(Data entries)

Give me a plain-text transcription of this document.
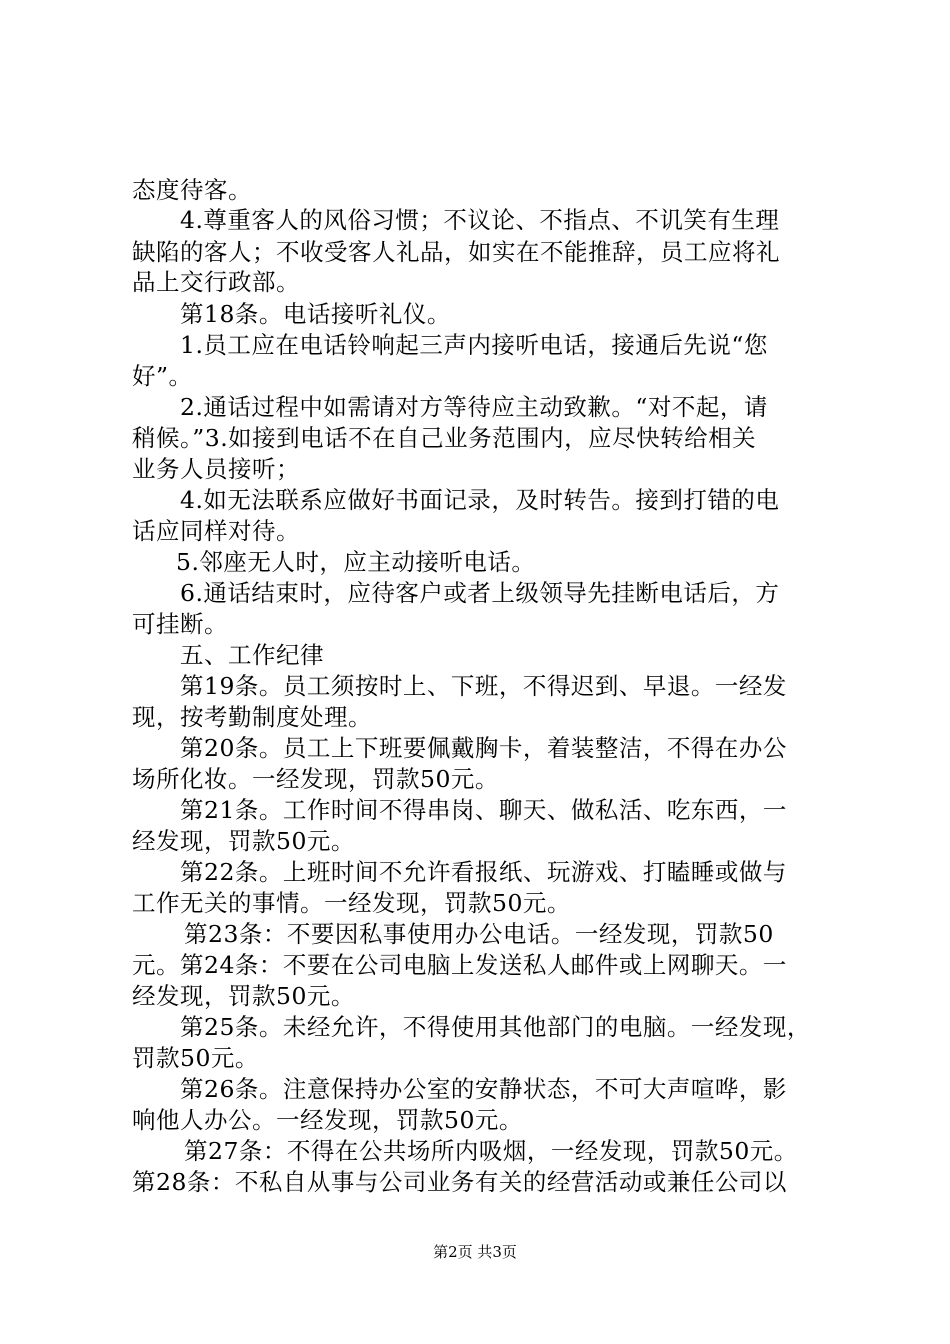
态度待客。
4.尊重客人的风俗习惯；不议论、不指点、不讥笑有生理
缺陷的客人；不收受客人礼品，如实在不能推辞，员工应将礼
品上交行政部。
第18条。电话接听礼仪。
1.员工应在电话铃响起三声内接听电话，接通后先说“您
好”。
2.通话过程中如需请对方等待应主动致歉。“对不起，请
稍候。”3.如接到电话不在自己业务范围内，应尽快转给相关
业务人员接听；
4.如无法联系应做好书面记录，及时转告。接到打错的电
话应同样对待。
5.邻座无人时，应主动接听电话。
6.通话结束时，应待客户或者上级领导先挂断电话后，方
可挂断。
五、工作纪律
第19条。员工须按时上、下班，不得迟到、早退。一经发
现，按考勤制度处理。
第20条。员工上下班要佩戴胸卡，着装整洁，不得在办公
场所化妆。一经发现，罚款50元。
第21条。工作时间不得串岗、聊天、做私活、吃东西，一
经发现，罚款50元。
第22条。上班时间不允许看报纸、玩游戏、打瞌睡或做与
工作无关的事情。一经发现，罚款50元。
第23条：不要因私事使用办公电话。一经发现，罚款50
元。第24条：不要在公司电脑上发送私人邮件或上网聊天。一
经发现，罚款50元。
第25条。未经允许，不得使用其他部门的电脑。一经发现，
罚款50元。
第26条。注意保持办公室的安静状态，不可大声喧哗，影
响他人办公。一经发现，罚款50元。
第27条：不得在公共场所内吸烟，一经发现，罚款50元。
第28条：不私自从事与公司业务有关的经营活动或兼任公司以
第2页 共3页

_Problem:_
Retype all of the entries exactly as written, leaving out any images.

_Completed task:_
Give me a plain-text transcription of this document.
态度待客。
4.尊重客人的风俗习惯；不议论、不指点、不讥笑有生理
缺陷的客人；不收受客人礼品，如实在不能推辞，员工应将礼
品上交行政部。
第18条。电话接听礼仪。
1.员工应在电话铃响起三声内接听电话，接通后先说“您
好”。
2.通话过程中如需请对方等待应主动致歉。“对不起，请
稍候。”3.如接到电话不在自己业务范围内，应尽快转给相关
业务人员接听；
4.如无法联系应做好书面记录，及时转告。接到打错的电
话应同样对待。
5.邻座无人时，应主动接听电话。
6.通话结束时，应待客户或者上级领导先挂断电话后，方
可挂断。
五、工作纪律
第19条。员工须按时上、下班，不得迟到、早退。一经发
现，按考勤制度处理。
第20条。员工上下班要佩戴胸卡，着装整洁，不得在办公
场所化妆。一经发现，罚款50元。
第21条。工作时间不得串岗、聊天、做私活、吃东西，一
经发现，罚款50元。
第22条。上班时间不允许看报纸、玩游戏、打瞌睡或做与
工作无关的事情。一经发现，罚款50元。
第23条：不要因私事使用办公电话。一经发现，罚款50
元。第24条：不要在公司电脑上发送私人邮件或上网聊天。一
经发现，罚款50元。
第25条。未经允许，不得使用其他部门的电脑。一经发现，
罚款50元。
第26条。注意保持办公室的安静状态，不可大声喧哗，影
响他人办公。一经发现，罚款50元。
第27条：不得在公共场所内吸烟，一经发现，罚款50元。
第28条：不私自从事与公司业务有关的经营活动或兼任公司以
第2页 共3页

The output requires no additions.